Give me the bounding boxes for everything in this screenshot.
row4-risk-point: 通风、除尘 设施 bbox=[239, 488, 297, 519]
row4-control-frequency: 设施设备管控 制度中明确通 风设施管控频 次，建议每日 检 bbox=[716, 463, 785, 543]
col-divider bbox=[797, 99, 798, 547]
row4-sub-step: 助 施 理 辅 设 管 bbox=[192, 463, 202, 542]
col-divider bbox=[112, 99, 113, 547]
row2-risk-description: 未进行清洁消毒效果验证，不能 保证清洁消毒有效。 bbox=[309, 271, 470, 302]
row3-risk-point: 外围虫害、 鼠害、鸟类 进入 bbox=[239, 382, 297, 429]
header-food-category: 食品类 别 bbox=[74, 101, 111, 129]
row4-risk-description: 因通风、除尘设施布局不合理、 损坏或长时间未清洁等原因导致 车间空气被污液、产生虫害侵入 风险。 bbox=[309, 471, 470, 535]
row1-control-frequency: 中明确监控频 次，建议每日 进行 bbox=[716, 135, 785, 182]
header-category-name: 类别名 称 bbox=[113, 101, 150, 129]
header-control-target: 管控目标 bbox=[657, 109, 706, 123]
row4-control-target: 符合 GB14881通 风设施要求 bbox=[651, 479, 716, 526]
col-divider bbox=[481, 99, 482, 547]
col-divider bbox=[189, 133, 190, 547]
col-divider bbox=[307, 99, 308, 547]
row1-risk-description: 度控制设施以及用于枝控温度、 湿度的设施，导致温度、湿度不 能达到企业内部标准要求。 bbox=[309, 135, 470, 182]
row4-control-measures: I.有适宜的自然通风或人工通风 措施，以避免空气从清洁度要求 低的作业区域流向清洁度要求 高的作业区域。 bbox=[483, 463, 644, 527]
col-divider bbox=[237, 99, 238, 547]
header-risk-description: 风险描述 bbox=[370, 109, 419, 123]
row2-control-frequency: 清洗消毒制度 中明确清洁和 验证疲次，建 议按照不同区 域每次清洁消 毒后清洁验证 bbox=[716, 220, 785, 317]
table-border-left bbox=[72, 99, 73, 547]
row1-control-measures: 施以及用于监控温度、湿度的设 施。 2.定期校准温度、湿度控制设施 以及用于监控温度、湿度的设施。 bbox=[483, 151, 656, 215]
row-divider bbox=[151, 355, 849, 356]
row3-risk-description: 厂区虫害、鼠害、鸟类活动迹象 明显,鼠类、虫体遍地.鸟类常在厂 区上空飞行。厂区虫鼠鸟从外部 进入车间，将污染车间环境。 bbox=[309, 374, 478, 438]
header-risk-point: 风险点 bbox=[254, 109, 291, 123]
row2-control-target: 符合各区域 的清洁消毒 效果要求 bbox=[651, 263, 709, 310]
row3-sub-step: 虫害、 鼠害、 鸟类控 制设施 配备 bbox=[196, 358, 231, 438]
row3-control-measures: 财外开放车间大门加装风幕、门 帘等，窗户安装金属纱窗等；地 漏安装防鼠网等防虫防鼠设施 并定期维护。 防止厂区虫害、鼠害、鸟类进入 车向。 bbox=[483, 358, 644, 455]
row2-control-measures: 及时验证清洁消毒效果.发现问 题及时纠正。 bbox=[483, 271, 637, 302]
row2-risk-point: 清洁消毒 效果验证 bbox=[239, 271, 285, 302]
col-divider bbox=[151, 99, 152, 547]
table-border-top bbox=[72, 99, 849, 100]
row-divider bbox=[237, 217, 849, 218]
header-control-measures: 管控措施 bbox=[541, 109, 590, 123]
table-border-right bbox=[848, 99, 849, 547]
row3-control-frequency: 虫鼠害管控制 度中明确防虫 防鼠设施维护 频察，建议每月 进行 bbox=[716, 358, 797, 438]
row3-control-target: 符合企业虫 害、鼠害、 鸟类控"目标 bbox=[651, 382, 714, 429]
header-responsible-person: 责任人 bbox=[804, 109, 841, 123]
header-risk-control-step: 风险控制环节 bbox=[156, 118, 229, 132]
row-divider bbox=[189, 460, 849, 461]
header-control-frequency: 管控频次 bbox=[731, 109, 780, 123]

== == ==

*EXERCISE INSTRUCTIONS*.
Copy all of the data above line for line, keeping every character unchanged.

*REPLY TO THE EXERCISE*.
Give me the bounding boxes for everything in this screenshot.
row4-risk-point: 通风、除尘 设施 bbox=[239, 488, 297, 519]
row4-control-frequency: 设施设备管控 制度中明确通 风设施管控频 次，建议每日 检 bbox=[716, 463, 785, 543]
col-divider bbox=[797, 99, 798, 547]
row4-sub-step: 助 施 理 辅 设 管 bbox=[192, 463, 202, 542]
col-divider bbox=[112, 99, 113, 547]
row2-risk-description: 未进行清洁消毒效果验证，不能 保证清洁消毒有效。 bbox=[309, 271, 470, 302]
row3-risk-point: 外围虫害、 鼠害、鸟类 进入 bbox=[239, 382, 297, 429]
header-food-category: 食品类 别 bbox=[74, 101, 111, 129]
row4-risk-description: 因通风、除尘设施布局不合理、 损坏或长时间未清洁等原因导致 车间空气被污液、产生虫害侵入 风险。 bbox=[309, 471, 470, 535]
row1-control-frequency: 中明确监控频 次，建议每日 进行 bbox=[716, 135, 785, 182]
header-category-name: 类别名 称 bbox=[113, 101, 150, 129]
header-control-target: 管控目标 bbox=[657, 109, 706, 123]
row4-control-target: 符合 GB14881通 风设施要求 bbox=[651, 479, 716, 526]
col-divider bbox=[481, 99, 482, 547]
col-divider bbox=[189, 133, 190, 547]
col-divider bbox=[307, 99, 308, 547]
row1-risk-description: 度控制设施以及用于枝控温度、 湿度的设施，导致温度、湿度不 能达到企业内部标准要求。 bbox=[309, 135, 470, 182]
row4-control-measures: I.有适宜的自然通风或人工通风 措施，以避免空气从清洁度要求 低的作业区域流向清洁度要求 高的作业区域。 bbox=[483, 463, 644, 527]
col-divider bbox=[237, 99, 238, 547]
header-risk-description: 风险描述 bbox=[370, 109, 419, 123]
row2-control-frequency: 清洗消毒制度 中明确清洁和 验证疲次，建 议按照不同区 域每次清洁消 毒后清洁验证 bbox=[716, 220, 785, 317]
table-border-left bbox=[72, 99, 73, 547]
row1-control-measures: 施以及用于监控温度、湿度的设 施。 2.定期校准温度、湿度控制设施 以及用于监控温度、湿度的设施。 bbox=[483, 151, 656, 215]
row-divider bbox=[151, 355, 849, 356]
row3-risk-description: 厂区虫害、鼠害、鸟类活动迹象 明显,鼠类、虫体遍地.鸟类常在厂 区上空飞行。厂区虫鼠鸟从外部 进入车间，将污染车间环境。 bbox=[309, 374, 478, 438]
header-risk-point: 风险点 bbox=[254, 109, 291, 123]
row2-control-target: 符合各区域 的清洁消毒 效果要求 bbox=[651, 263, 709, 310]
row3-sub-step: 虫害、 鼠害、 鸟类控 制设施 配备 bbox=[196, 358, 231, 438]
row3-control-measures: 财外开放车间大门加装风幕、门 帘等，窗户安装金属纱窗等；地 漏安装防鼠网等防虫防鼠设施 并定期维护。 防止厂区虫害、鼠害、鸟类进入 车向。 bbox=[483, 358, 644, 455]
row2-control-measures: 及时验证清洁消毒效果.发现问 题及时纠正。 bbox=[483, 271, 637, 302]
row2-risk-point: 清洁消毒 效果验证 bbox=[239, 271, 285, 302]
col-divider bbox=[151, 99, 152, 547]
table-border-top bbox=[72, 99, 849, 100]
row-divider bbox=[237, 217, 849, 218]
header-control-measures: 管控措施 bbox=[541, 109, 590, 123]
table-border-right bbox=[848, 99, 849, 547]
row3-control-frequency: 虫鼠害管控制 度中明确防虫 防鼠设施维护 频察，建议每月 进行 bbox=[716, 358, 797, 438]
row3-control-target: 符合企业虫 害、鼠害、 鸟类控"目标 bbox=[651, 382, 714, 429]
header-responsible-person: 责任人 bbox=[804, 109, 841, 123]
header-risk-control-step: 风险控制环节 bbox=[156, 118, 229, 132]
row-divider bbox=[189, 460, 849, 461]
header-control-frequency: 管控频次 bbox=[731, 109, 780, 123]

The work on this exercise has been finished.